-- WHAT YOU HAVE TO DO --
Tally how many lines include "text". The number is the whole answer.

[Excerpt from a dataset]
#####

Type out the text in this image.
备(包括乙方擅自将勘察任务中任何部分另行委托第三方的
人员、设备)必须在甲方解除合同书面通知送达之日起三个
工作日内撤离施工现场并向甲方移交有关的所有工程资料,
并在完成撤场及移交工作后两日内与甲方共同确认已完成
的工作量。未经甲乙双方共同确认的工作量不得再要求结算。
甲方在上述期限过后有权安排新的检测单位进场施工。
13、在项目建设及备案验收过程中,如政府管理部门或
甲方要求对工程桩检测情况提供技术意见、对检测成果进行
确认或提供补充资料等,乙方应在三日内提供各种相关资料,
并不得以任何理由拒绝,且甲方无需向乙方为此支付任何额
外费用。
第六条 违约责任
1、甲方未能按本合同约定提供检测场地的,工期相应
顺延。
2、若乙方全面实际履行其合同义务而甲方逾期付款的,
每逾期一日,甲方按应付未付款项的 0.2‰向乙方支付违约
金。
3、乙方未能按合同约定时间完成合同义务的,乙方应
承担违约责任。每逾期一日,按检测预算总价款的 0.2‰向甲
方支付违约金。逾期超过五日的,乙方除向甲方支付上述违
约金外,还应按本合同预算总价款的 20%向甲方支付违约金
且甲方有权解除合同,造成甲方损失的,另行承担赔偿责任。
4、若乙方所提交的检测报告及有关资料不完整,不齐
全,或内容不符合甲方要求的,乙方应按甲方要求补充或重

#####

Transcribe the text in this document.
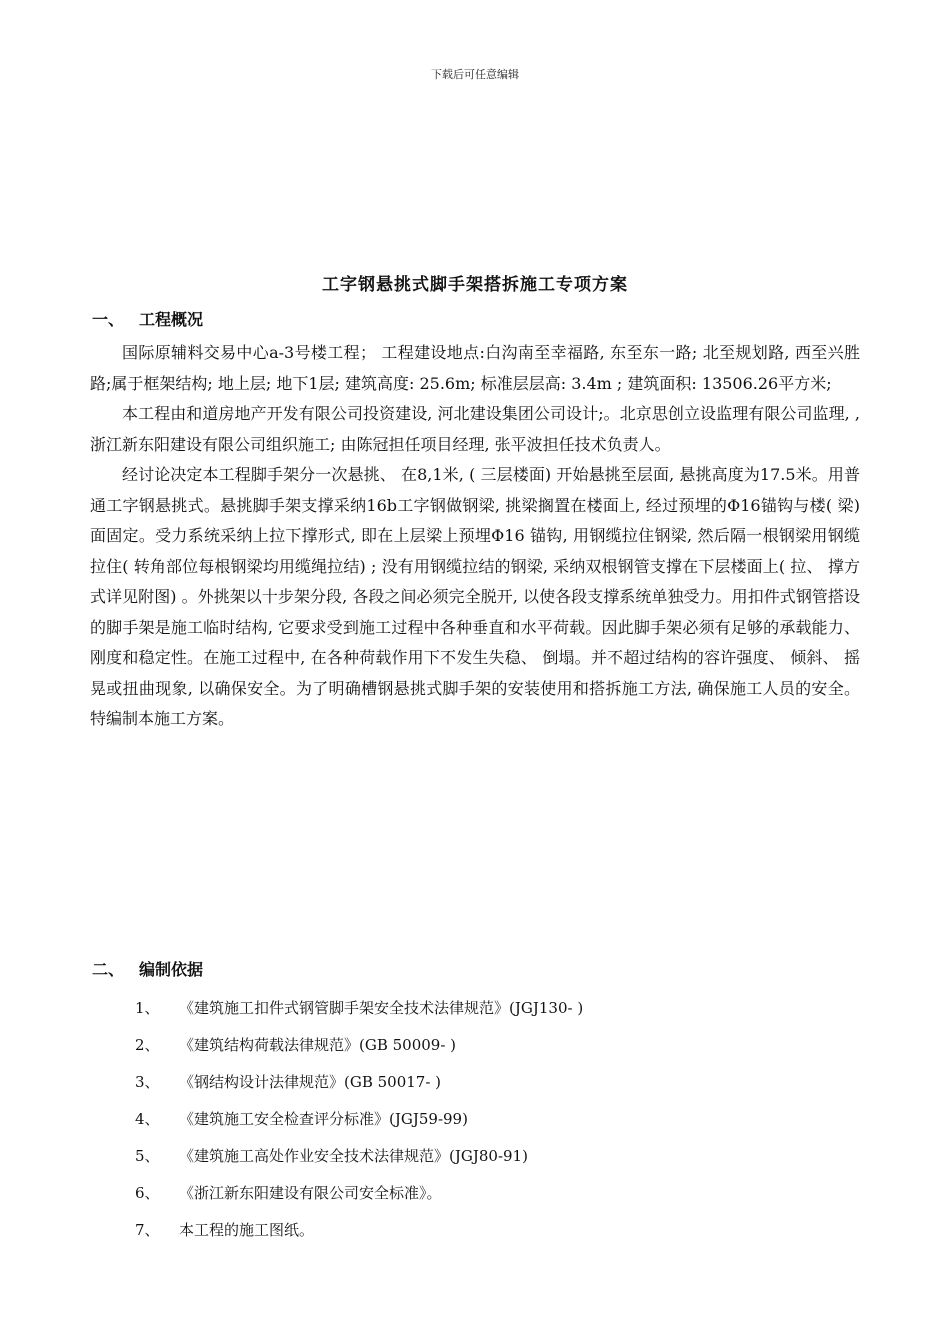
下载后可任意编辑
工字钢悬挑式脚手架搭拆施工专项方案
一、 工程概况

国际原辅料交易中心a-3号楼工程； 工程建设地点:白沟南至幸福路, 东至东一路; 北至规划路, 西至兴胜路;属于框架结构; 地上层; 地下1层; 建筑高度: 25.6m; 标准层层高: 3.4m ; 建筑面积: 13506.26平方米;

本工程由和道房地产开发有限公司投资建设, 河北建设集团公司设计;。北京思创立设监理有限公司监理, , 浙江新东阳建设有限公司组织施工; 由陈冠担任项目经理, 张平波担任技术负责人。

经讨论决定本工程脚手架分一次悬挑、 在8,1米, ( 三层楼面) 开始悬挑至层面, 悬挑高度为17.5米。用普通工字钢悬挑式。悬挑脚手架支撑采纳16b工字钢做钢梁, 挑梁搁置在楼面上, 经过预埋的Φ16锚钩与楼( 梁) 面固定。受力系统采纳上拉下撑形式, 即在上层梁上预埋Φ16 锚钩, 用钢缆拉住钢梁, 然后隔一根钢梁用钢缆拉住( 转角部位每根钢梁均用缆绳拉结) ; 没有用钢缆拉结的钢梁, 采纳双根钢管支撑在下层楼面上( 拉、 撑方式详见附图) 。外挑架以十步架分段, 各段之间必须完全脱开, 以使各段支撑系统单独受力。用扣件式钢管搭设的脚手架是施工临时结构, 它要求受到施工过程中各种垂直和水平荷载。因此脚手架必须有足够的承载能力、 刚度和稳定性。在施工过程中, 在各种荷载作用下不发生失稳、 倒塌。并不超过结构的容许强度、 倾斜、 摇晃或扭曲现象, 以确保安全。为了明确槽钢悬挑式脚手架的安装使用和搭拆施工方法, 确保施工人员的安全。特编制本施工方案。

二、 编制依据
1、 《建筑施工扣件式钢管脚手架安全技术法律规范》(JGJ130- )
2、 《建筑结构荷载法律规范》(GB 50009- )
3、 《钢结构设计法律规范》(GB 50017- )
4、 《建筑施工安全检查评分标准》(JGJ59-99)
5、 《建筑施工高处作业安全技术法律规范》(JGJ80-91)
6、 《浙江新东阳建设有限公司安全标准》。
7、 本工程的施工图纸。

#####

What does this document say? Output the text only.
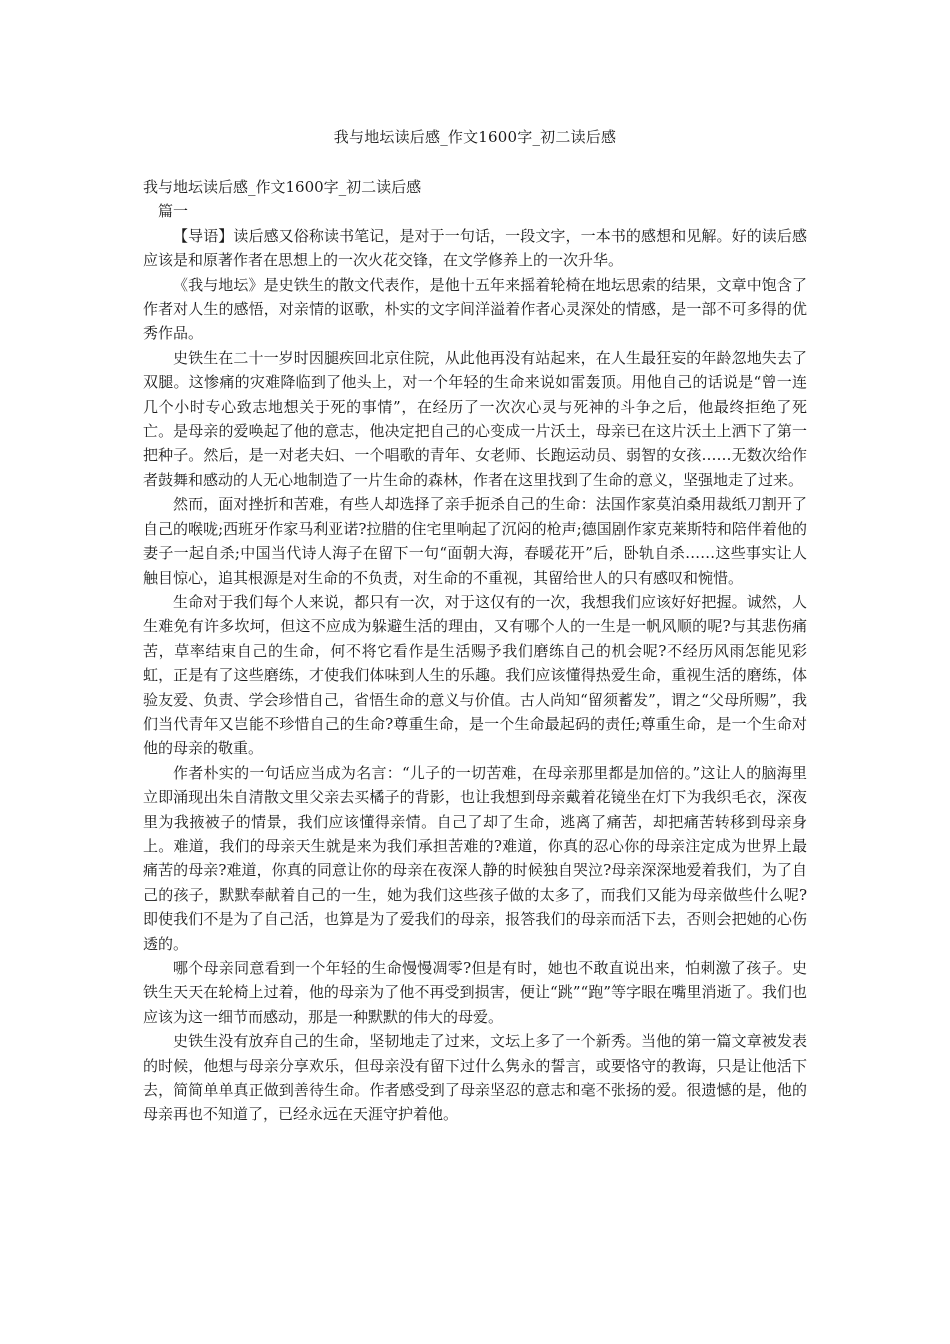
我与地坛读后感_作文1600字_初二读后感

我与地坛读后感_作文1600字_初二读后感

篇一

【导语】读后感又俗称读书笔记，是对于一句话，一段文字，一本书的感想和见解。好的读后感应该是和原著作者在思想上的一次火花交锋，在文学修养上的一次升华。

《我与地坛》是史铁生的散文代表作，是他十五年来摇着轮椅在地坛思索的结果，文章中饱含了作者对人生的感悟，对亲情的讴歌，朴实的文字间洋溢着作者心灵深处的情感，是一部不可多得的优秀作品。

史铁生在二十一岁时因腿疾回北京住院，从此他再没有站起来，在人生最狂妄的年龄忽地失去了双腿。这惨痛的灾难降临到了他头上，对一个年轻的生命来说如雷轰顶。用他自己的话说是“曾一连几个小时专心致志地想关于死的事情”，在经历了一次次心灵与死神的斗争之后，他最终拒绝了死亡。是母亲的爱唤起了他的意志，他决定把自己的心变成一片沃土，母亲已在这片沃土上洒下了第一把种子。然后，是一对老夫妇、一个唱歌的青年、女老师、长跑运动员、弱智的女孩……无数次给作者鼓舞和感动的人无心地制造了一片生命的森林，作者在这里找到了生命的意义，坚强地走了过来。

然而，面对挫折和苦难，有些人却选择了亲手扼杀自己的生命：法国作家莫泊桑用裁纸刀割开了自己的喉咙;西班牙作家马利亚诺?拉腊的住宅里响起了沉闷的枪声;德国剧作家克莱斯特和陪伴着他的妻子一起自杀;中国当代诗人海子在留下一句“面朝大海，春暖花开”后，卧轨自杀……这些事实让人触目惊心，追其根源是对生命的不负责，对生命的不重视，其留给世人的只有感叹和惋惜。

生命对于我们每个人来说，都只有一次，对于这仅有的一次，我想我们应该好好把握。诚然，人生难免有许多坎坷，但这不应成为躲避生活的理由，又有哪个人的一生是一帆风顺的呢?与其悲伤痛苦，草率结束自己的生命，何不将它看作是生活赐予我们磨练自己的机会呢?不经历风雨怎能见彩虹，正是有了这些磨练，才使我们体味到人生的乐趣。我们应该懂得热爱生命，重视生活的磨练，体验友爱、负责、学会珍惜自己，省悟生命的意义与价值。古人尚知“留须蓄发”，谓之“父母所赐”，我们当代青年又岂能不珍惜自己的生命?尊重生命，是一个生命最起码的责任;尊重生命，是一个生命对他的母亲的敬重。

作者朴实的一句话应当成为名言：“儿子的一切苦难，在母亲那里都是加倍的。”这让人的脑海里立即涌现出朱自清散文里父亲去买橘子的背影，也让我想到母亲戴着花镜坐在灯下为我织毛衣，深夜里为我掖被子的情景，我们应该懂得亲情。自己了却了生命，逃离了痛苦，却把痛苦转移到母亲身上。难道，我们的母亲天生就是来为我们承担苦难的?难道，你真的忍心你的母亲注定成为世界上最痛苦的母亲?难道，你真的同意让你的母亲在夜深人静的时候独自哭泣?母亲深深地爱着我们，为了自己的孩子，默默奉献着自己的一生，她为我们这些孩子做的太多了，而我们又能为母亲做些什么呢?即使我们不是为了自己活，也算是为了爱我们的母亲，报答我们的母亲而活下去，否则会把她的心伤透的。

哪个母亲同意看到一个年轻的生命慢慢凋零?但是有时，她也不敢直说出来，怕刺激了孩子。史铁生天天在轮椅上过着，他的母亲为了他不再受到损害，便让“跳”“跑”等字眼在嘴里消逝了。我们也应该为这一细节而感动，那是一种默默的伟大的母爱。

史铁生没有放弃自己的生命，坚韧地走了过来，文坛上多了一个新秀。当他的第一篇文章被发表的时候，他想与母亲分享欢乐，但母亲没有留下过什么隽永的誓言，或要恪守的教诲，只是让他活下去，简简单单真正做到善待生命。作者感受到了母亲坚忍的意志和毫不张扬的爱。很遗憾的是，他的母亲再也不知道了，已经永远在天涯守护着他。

#####

-- SOLUTION FOR THIS EXERCISE --
3